=== Provided material ===
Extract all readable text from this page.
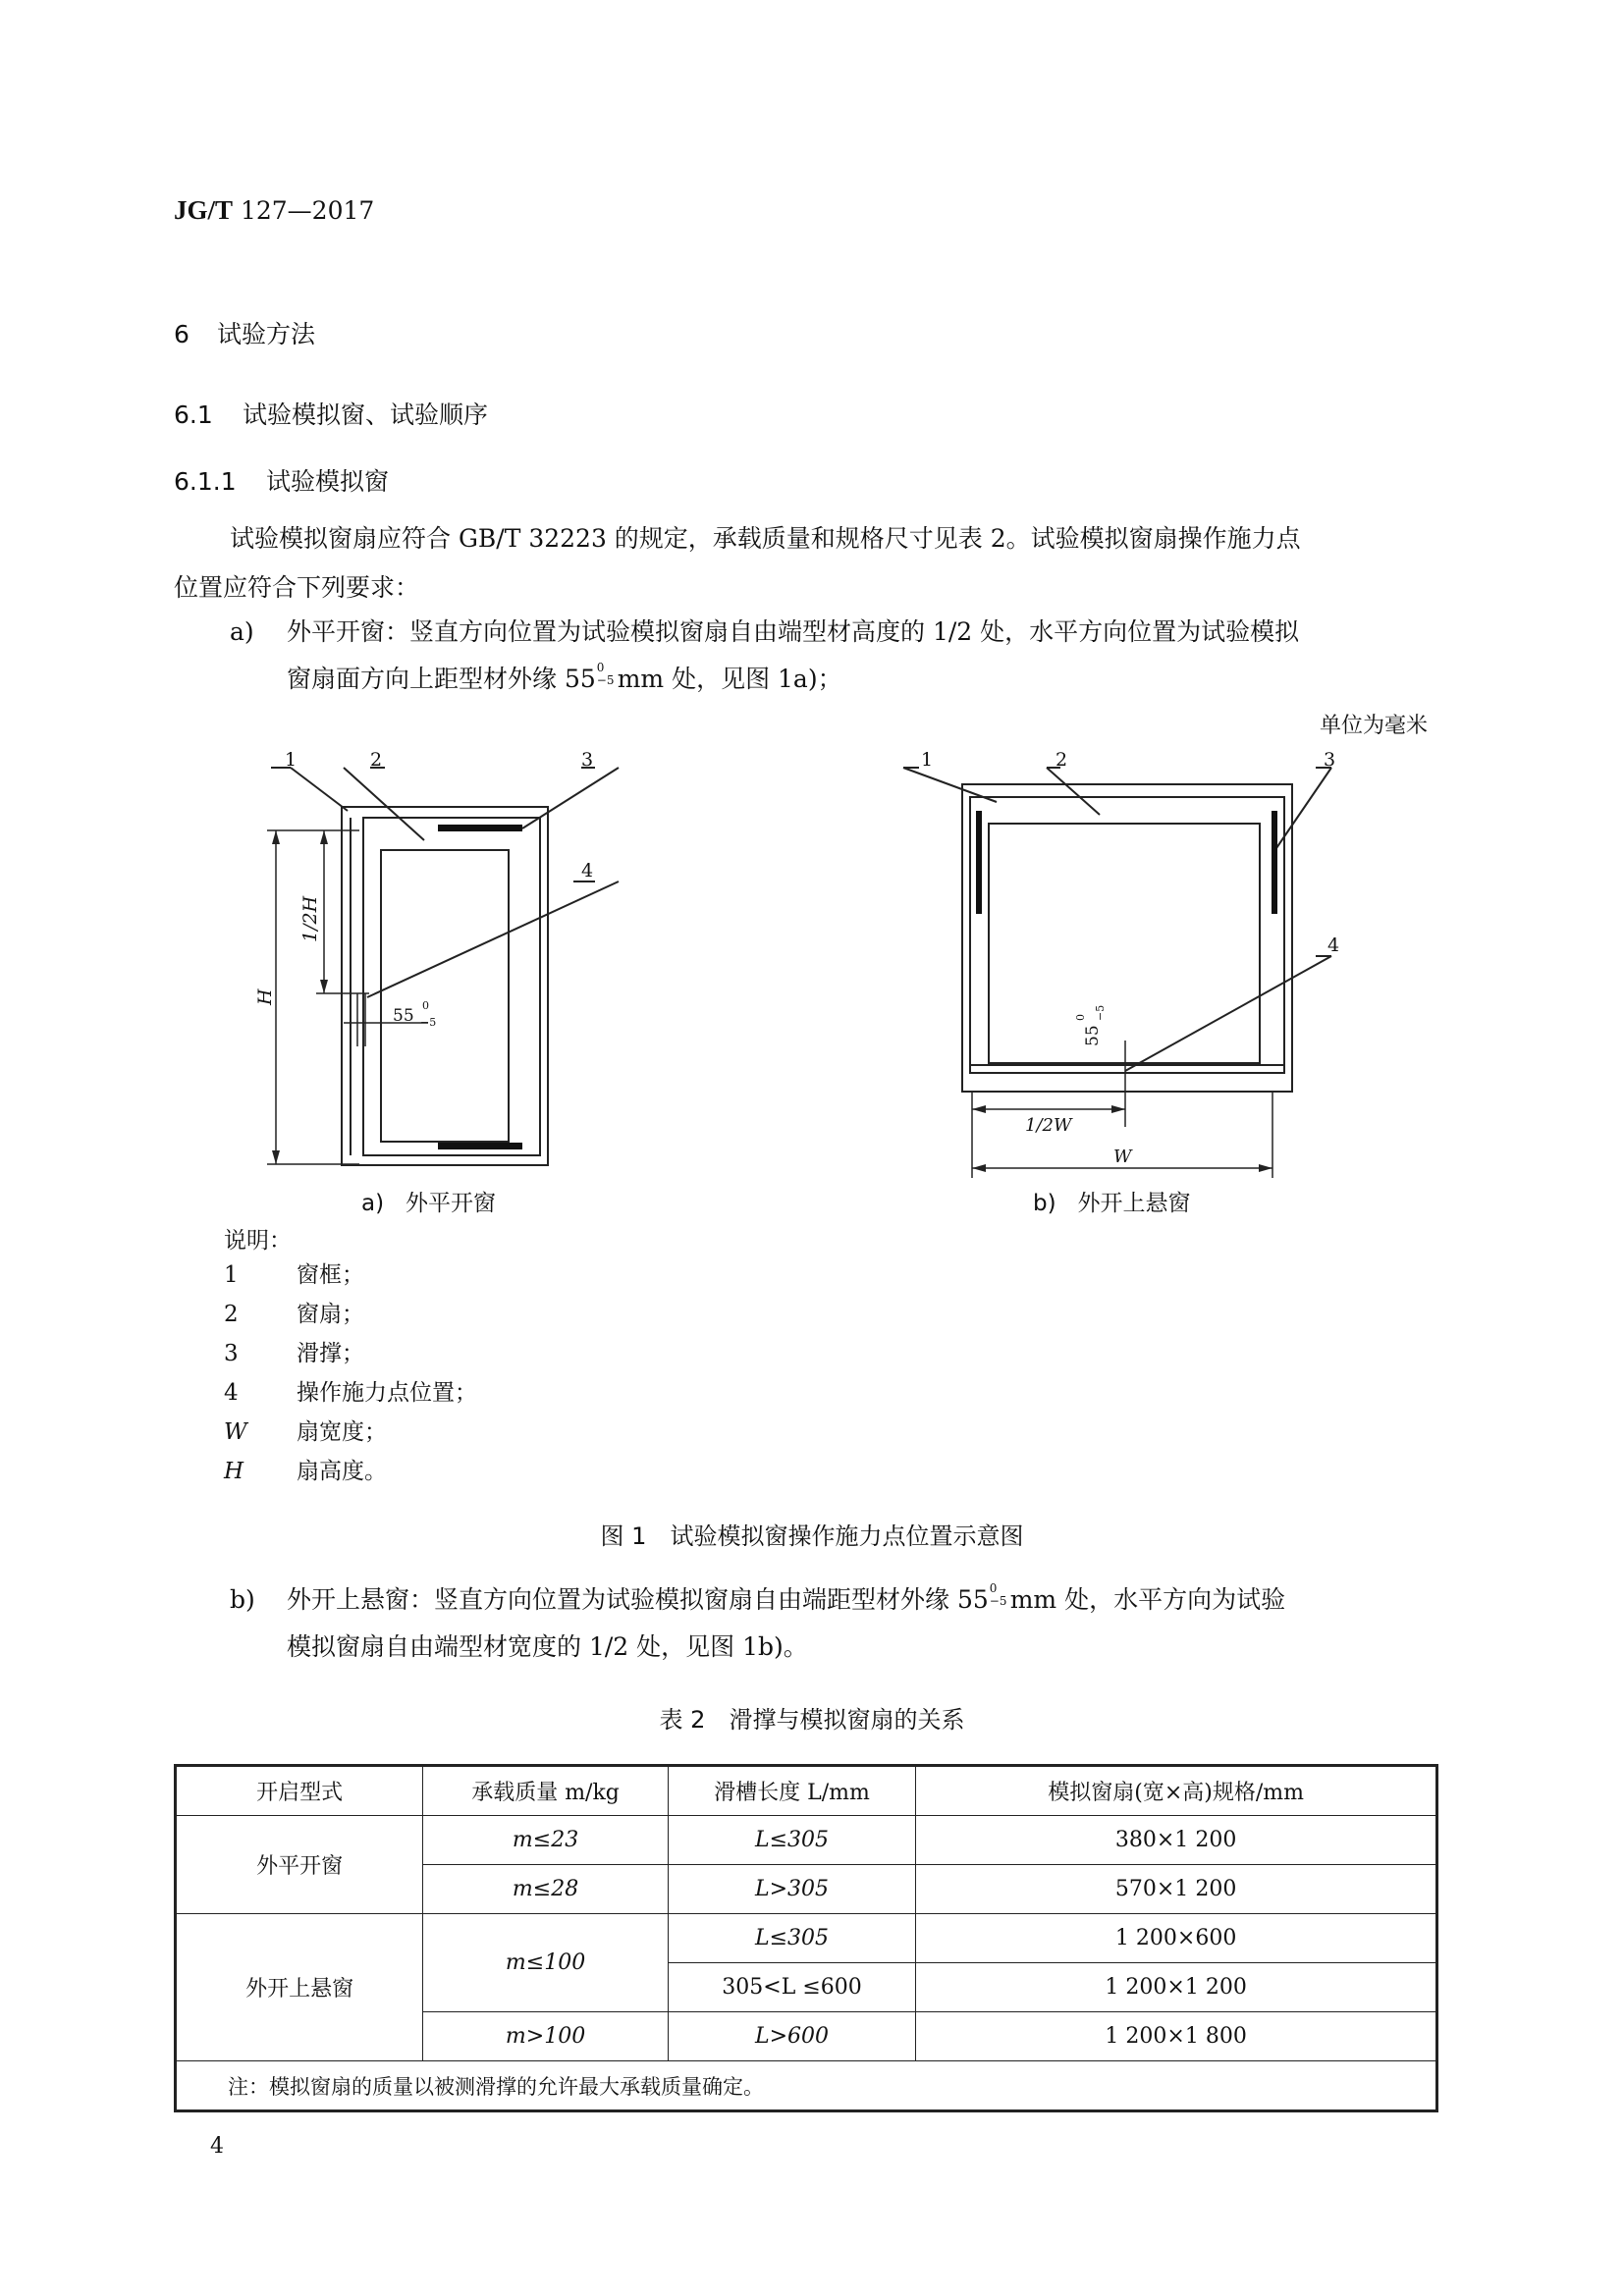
JG/T 127—2017
6 试验方法
6.1 试验模拟窗、试验顺序
6.1.1 试验模拟窗
试验模拟窗扇应符合 GB/T 32223 的规定，承载质量和规格尺寸见表 2。试验模拟窗扇操作施力点
位置应符合下列要求：
a) 外平开窗：竖直方向位置为试验模拟窗扇自由端型材高度的 1/2 处，水平方向位置为试验模拟
窗扇面方向上距型材外缘 55 0
−5
mm 处，见图 1a)；
单位为毫米
1	2	3
4
1/2H
H
55
0
−5
1	2	3
4
55
0 −5
1/2W
W
a) 外平开窗	b) 外开上悬窗
说明：
1	窗框；
2	窗扇；
3	滑撑；
4	操作施力点位置；
W 扇宽度；
H 扇高度。
图 1　试验模拟窗操作施力点位置示意图
b) 外开上悬窗：竖直方向位置为试验模拟窗扇自由端距型材外缘 55 0
−5
mm 处，水平方向为试验
模拟窗扇自由端型材宽度的 1/2 处，见图 1b)。
表 2　滑撑与模拟窗扇的关系
开启型式	承载质量 m/kg	滑槽长度 L/mm	模拟窗扇(宽×高)规格/mm
外平开窗	m≤23	L≤305	380×1 200
	m≤28	L>305	570×1 200
外开上悬窗	m≤100	L≤305	1 200×600
		305<L ≤600	1 200×1 200
	m>100	L>600	1 200×1 800
注：模拟窗扇的质量以被测滑撑的允许最大承载质量确定。			
4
===
Write out each line of the data exactly; the images should be left out.

## Result for this exercise:
Extract all readable text from this page.
JG/T 127—2017
6 试验方法
6.1 试验模拟窗、试验顺序
6.1.1 试验模拟窗
试验模拟窗扇应符合 GB/T 32223 的规定，承载质量和规格尺寸见表 2。试验模拟窗扇操作施力点
位置应符合下列要求：
a) 外平开窗：竖直方向位置为试验模拟窗扇自由端型材高度的 1/2 处，水平方向位置为试验模拟
窗扇面方向上距型材外缘 55 0
−5
mm 处，见图 1a)；
单位为毫米
1	2	3
4
1/2H
H
55
0
−5
1	2	3
4
55
0 −5
1/2W
W
a) 外平开窗	b) 外开上悬窗
说明：
1	窗框；
2	窗扇；
3	滑撑；
4	操作施力点位置；
W 扇宽度；
H 扇高度。
图 1　试验模拟窗操作施力点位置示意图
b) 外开上悬窗：竖直方向位置为试验模拟窗扇自由端距型材外缘 55 0
−5
mm 处，水平方向为试验
模拟窗扇自由端型材宽度的 1/2 处，见图 1b)。
表 2　滑撑与模拟窗扇的关系
开启型式	承载质量 m/kg	滑槽长度 L/mm	模拟窗扇(宽×高)规格/mm
外平开窗	m≤23	L≤305	380×1 200
	m≤28	L>305	570×1 200
外开上悬窗	m≤100	L≤305	1 200×600
		305<L ≤600	1 200×1 200
	m>100	L>600	1 200×1 800
注：模拟窗扇的质量以被测滑撑的允许最大承载质量确定。			
4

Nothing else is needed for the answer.